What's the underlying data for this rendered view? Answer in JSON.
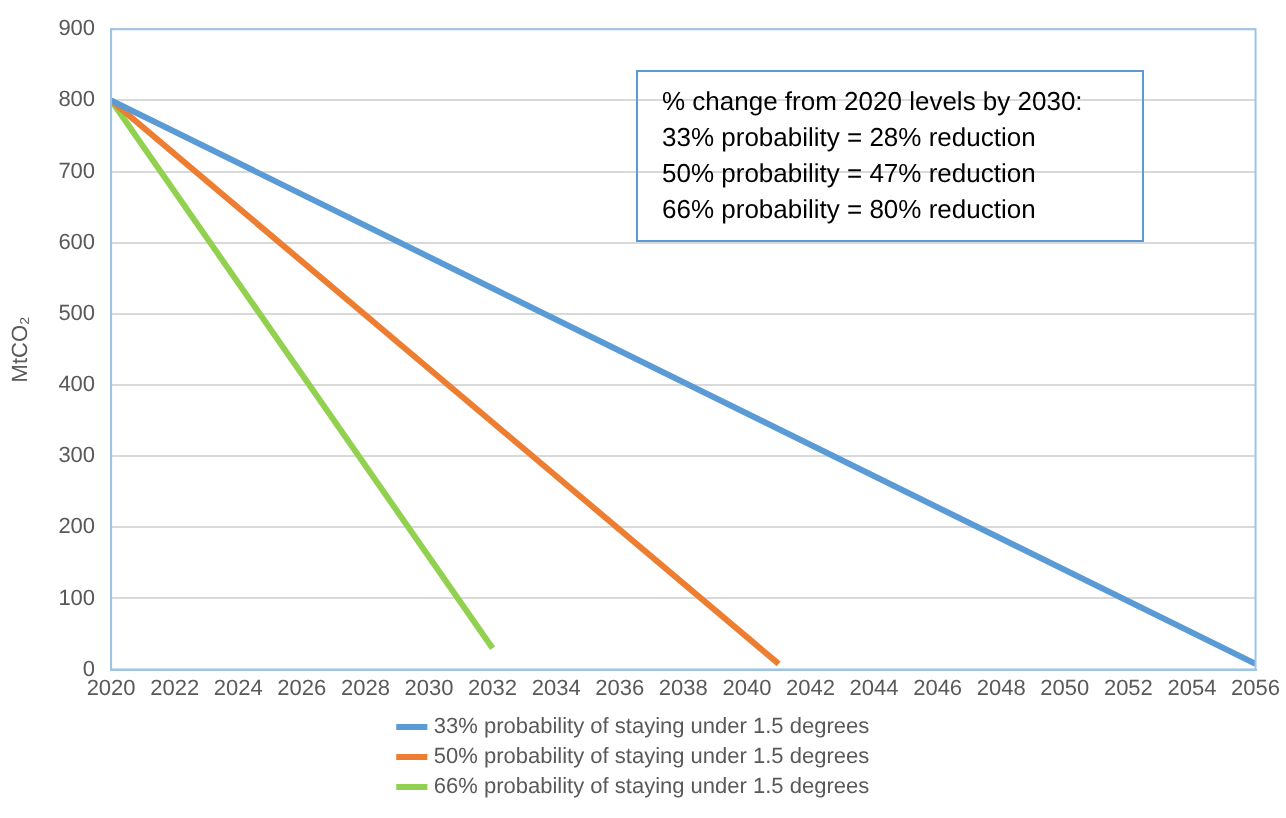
{
  "chart_data": {
    "type": "line",
    "ylabel": "MtCO₂",
    "xlim": [
      2020,
      2056
    ],
    "xticks": [
      2020,
      2022,
      2024,
      2026,
      2028,
      2030,
      2032,
      2034,
      2036,
      2038,
      2040,
      2042,
      2044,
      2046,
      2048,
      2050,
      2052,
      2054,
      2056
    ],
    "ylim": [
      0,
      900
    ],
    "yticks": [
      0,
      100,
      200,
      300,
      400,
      500,
      600,
      700,
      800,
      900
    ],
    "series": [
      {
        "name": "33% probability of staying under 1.5 degrees",
        "color": "#5b9bd5",
        "x": [
          2020,
          2056
        ],
        "values": [
          800,
          8
        ]
      },
      {
        "name": "50% probability of staying under 1.5 degrees",
        "color": "#ed7d31",
        "x": [
          2020,
          2041
        ],
        "values": [
          800,
          8
        ]
      },
      {
        "name": "66% probability of staying under 1.5 degrees",
        "color": "#92d050",
        "x": [
          2020,
          2032
        ],
        "values": [
          800,
          30
        ]
      }
    ],
    "annotations": [
      "% change from 2020 levels by 2030:\n33% probability = 28% reduction\n50% probability = 47% reduction\n66% probability = 80% reduction"
    ],
    "grid": "y",
    "legend": "bottom",
    "marker": "none",
    "line_style": "solid"
  }
}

• Prompt
Search the lines above for the string "color" and copy each line that has it.

• Exercise result
        "color": "#5b9bd5",
        "color": "#ed7d31",
        "color": "#92d050",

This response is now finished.